■ EXERCISE BRIEF
Copy out every line of the records in which "ylabel" can be found.

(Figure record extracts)
┌────────

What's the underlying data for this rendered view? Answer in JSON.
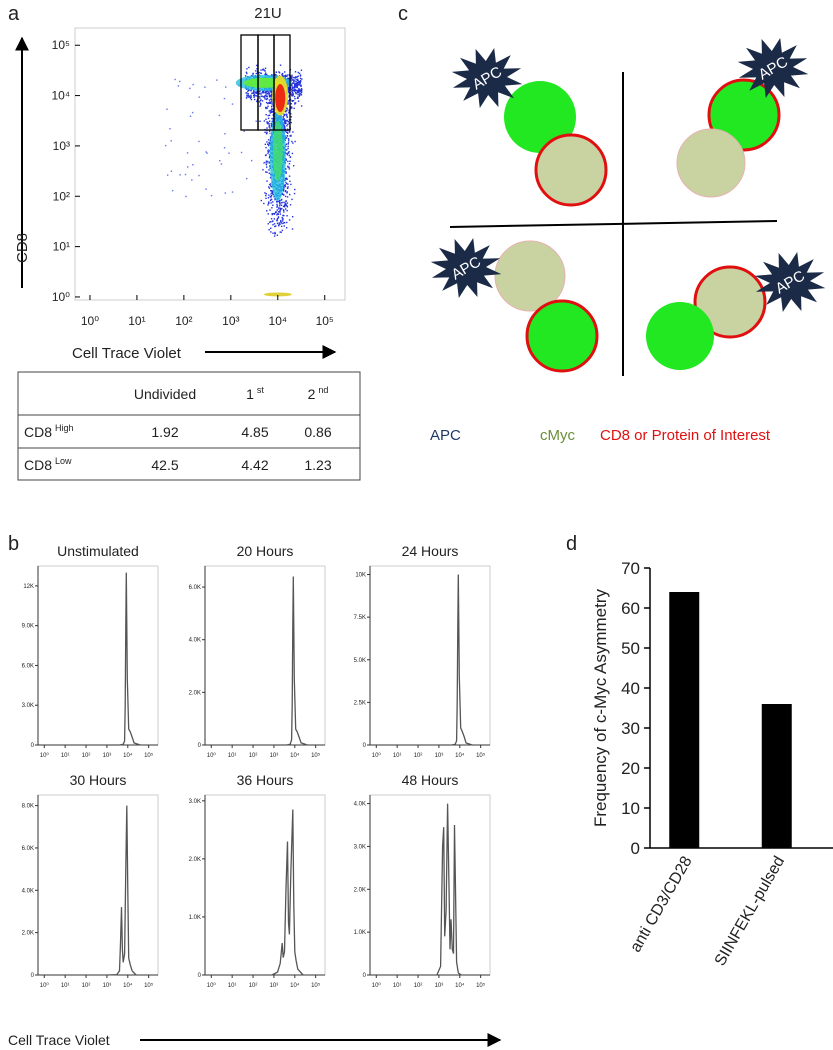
{
  "panel_labels": [
    "a",
    "b",
    "c",
    "d"
  ],
  "chart_data": [
    {
      "type": "scatter",
      "title": "21U",
      "xlabel": "Cell Trace Violet",
      "ylabel": "CD8",
      "xlog": true,
      "ylog": true,
      "xlim": [
        0.48,
        270000
      ],
      "ylim": [
        0.87,
        220000
      ],
      "xticks": [
        {
          "value": 1,
          "label": "10⁰"
        },
        {
          "value": 10,
          "label": "10¹"
        },
        {
          "value": 100,
          "label": "10²"
        },
        {
          "value": 1000,
          "label": "10³"
        },
        {
          "value": 10000,
          "label": "10⁴"
        },
        {
          "value": 100000,
          "label": "10⁵"
        }
      ],
      "yticks": [
        {
          "value": 1,
          "label": "10⁰"
        },
        {
          "value": 10,
          "label": "10¹"
        },
        {
          "value": 100,
          "label": "10²"
        },
        {
          "value": 1000,
          "label": "10³"
        },
        {
          "value": 10000,
          "label": "10⁴"
        },
        {
          "value": 100000,
          "label": "10⁵"
        }
      ]
    },
    {
      "type": "line",
      "title": "Unstimulated",
      "color": "#555555",
      "xlog": true,
      "xlim": [
        0.5,
        280000
      ],
      "x": [
        1000,
        4000,
        6000,
        7000,
        7500,
        8000,
        8500,
        9500,
        11000,
        13000,
        16000,
        20000,
        40000
      ],
      "values": [
        0,
        0,
        50,
        300,
        3000,
        9000,
        13000,
        5000,
        1200,
        1000,
        600,
        150,
        0
      ],
      "xticks": [
        {
          "value": 1,
          "label": "10⁰"
        },
        {
          "value": 10,
          "label": "10¹"
        },
        {
          "value": 100,
          "label": "10²"
        },
        {
          "value": 1000,
          "label": "10³"
        },
        {
          "value": 10000,
          "label": "10⁴"
        },
        {
          "value": 100000,
          "label": "10⁵"
        }
      ],
      "ylim": [
        0,
        13500
      ],
      "yticks": [
        0,
        {
          "value": 3000,
          "label": "3.0K"
        },
        {
          "value": 6000,
          "label": "6.0K"
        },
        {
          "value": 9000,
          "label": "9.0K"
        },
        {
          "value": 12000,
          "label": "12K"
        }
      ]
    },
    {
      "type": "line",
      "title": "20 Hours",
      "color": "#555555",
      "xlog": true,
      "xlim": [
        0.5,
        280000
      ],
      "x": [
        1000,
        4000,
        6000,
        7000,
        7500,
        8000,
        8500,
        9500,
        11000,
        13000,
        16000,
        20000,
        40000
      ],
      "values": [
        0,
        0,
        30,
        200,
        1500,
        4500,
        6400,
        2500,
        600,
        500,
        300,
        80,
        0
      ],
      "xticks": [
        {
          "value": 1,
          "label": "10⁰"
        },
        {
          "value": 10,
          "label": "10¹"
        },
        {
          "value": 100,
          "label": "10²"
        },
        {
          "value": 1000,
          "label": "10³"
        },
        {
          "value": 10000,
          "label": "10⁴"
        },
        {
          "value": 100000,
          "label": "10⁵"
        }
      ],
      "ylim": [
        0,
        6800
      ],
      "yticks": [
        0,
        {
          "value": 2000,
          "label": "2.0K"
        },
        {
          "value": 4000,
          "label": "4.0K"
        },
        {
          "value": 6000,
          "label": "6.0K"
        }
      ]
    },
    {
      "type": "line",
      "title": "24 Hours",
      "color": "#555555",
      "xlog": true,
      "xlim": [
        0.5,
        280000
      ],
      "x": [
        1000,
        4000,
        6000,
        7000,
        7500,
        8000,
        8500,
        9500,
        11000,
        13000,
        16000,
        20000,
        40000
      ],
      "values": [
        0,
        0,
        40,
        250,
        2500,
        7000,
        10000,
        4000,
        1000,
        800,
        500,
        120,
        0
      ],
      "xticks": [
        {
          "value": 1,
          "label": "10⁰"
        },
        {
          "value": 10,
          "label": "10¹"
        },
        {
          "value": 100,
          "label": "10²"
        },
        {
          "value": 1000,
          "label": "10³"
        },
        {
          "value": 10000,
          "label": "10⁴"
        },
        {
          "value": 100000,
          "label": "10⁵"
        }
      ],
      "ylim": [
        0,
        10500
      ],
      "yticks": [
        0,
        {
          "value": 2500,
          "label": "2.5K"
        },
        {
          "value": 5000,
          "label": "5.0K"
        },
        {
          "value": 7500,
          "label": "7.5K"
        },
        {
          "value": 10000,
          "label": "10K"
        }
      ]
    },
    {
      "type": "line",
      "title": "30 Hours",
      "color": "#555555",
      "xlog": true,
      "xlim": [
        0.5,
        280000
      ],
      "x": [
        1000,
        3000,
        4000,
        4500,
        5000,
        5500,
        6000,
        7000,
        8000,
        9000,
        10000,
        11000,
        13000,
        16000,
        25000
      ],
      "values": [
        0,
        20,
        200,
        1500,
        3200,
        1200,
        600,
        1000,
        5000,
        8000,
        4000,
        800,
        500,
        200,
        0
      ],
      "xticks": [
        {
          "value": 1,
          "label": "10⁰"
        },
        {
          "value": 10,
          "label": "10¹"
        },
        {
          "value": 100,
          "label": "10²"
        },
        {
          "value": 1000,
          "label": "10³"
        },
        {
          "value": 10000,
          "label": "10⁴"
        },
        {
          "value": 100000,
          "label": "10⁵"
        }
      ],
      "ylim": [
        0,
        8500
      ],
      "yticks": [
        0,
        {
          "value": 2000,
          "label": "2.0K"
        },
        {
          "value": 4000,
          "label": "4.0K"
        },
        {
          "value": 6000,
          "label": "6.0K"
        },
        {
          "value": 8000,
          "label": "8.0K"
        }
      ]
    },
    {
      "type": "line",
      "title": "36 Hours",
      "color": "#555555",
      "xlog": true,
      "xlim": [
        0.5,
        280000
      ],
      "x": [
        800,
        1500,
        2000,
        2500,
        2800,
        3200,
        3800,
        4500,
        5000,
        5500,
        6500,
        8000,
        9000,
        10000,
        11500,
        14000,
        25000
      ],
      "values": [
        0,
        50,
        200,
        550,
        300,
        400,
        1500,
        2300,
        900,
        700,
        1800,
        2850,
        1200,
        400,
        250,
        100,
        0
      ],
      "xticks": [
        {
          "value": 1,
          "label": "10⁰"
        },
        {
          "value": 10,
          "label": "10¹"
        },
        {
          "value": 100,
          "label": "10²"
        },
        {
          "value": 1000,
          "label": "10³"
        },
        {
          "value": 10000,
          "label": "10⁴"
        },
        {
          "value": 100000,
          "label": "10⁵"
        }
      ],
      "ylim": [
        0,
        3100
      ],
      "yticks": [
        0,
        {
          "value": 1000,
          "label": "1.0K"
        },
        {
          "value": 2000,
          "label": "2.0K"
        },
        {
          "value": 3000,
          "label": "3.0K"
        }
      ]
    },
    {
      "type": "line",
      "title": "48 Hours",
      "color": "#555555",
      "xlog": true,
      "xlim": [
        0.5,
        280000
      ],
      "x": [
        800,
        1200,
        1500,
        1700,
        1900,
        2200,
        2600,
        3000,
        3400,
        3800,
        4400,
        5000,
        5600,
        6200,
        7000,
        8500,
        12000
      ],
      "values": [
        0,
        200,
        3000,
        3450,
        900,
        1500,
        4000,
        2200,
        600,
        1300,
        600,
        500,
        3500,
        2000,
        300,
        50,
        0
      ],
      "xticks": [
        {
          "value": 1,
          "label": "10⁰"
        },
        {
          "value": 10,
          "label": "10¹"
        },
        {
          "value": 100,
          "label": "10²"
        },
        {
          "value": 1000,
          "label": "10³"
        },
        {
          "value": 10000,
          "label": "10⁴"
        },
        {
          "value": 100000,
          "label": "10⁵"
        }
      ],
      "ylim": [
        0,
        4200
      ],
      "yticks": [
        0,
        {
          "value": 1000,
          "label": "1.0K"
        },
        {
          "value": 2000,
          "label": "2.0K"
        },
        {
          "value": 3000,
          "label": "3.0K"
        },
        {
          "value": 4000,
          "label": "4.0K"
        }
      ]
    },
    {
      "type": "bar",
      "ylabel": "Frequency of c-Myc Asymmetry",
      "categories": [
        "anti CD3/CD28",
        "SIINFEKL-pulsed"
      ],
      "values": [
        64,
        36
      ],
      "color": "#000000",
      "ylim": [
        0,
        70
      ],
      "yticks": [
        0,
        10,
        20,
        30,
        40,
        50,
        60,
        70
      ]
    }
  ],
  "histogram_xlabel": "Cell Trace Violet",
  "table": {
    "columns": [
      "Undivided",
      {
        "text": "1",
        "sup": "st"
      },
      {
        "text": "2",
        "sup": "nd"
      }
    ],
    "rows": [
      {
        "label": {
          "text": "CD8",
          "sup": "High"
        },
        "cells": [
          1.92,
          4.85,
          0.86
        ]
      },
      {
        "label": {
          "text": "CD8",
          "sup": "Low"
        },
        "cells": [
          42.5,
          4.42,
          1.23
        ]
      }
    ]
  },
  "diagram": {
    "apc": [
      "APC",
      "APC",
      "APC",
      "APC"
    ],
    "legend": [
      {
        "text": "APC",
        "color": "#1f3864"
      },
      {
        "text": "cMyc",
        "color": "#6a8f3a"
      },
      {
        "text": "CD8 or Protein of Interest",
        "color": "#e01010"
      }
    ]
  }
}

└────────

■ EXERCISE OUTPUT
      "ylabel": "CD8",
      "ylabel": "Frequency of c-Myc Asymmetry",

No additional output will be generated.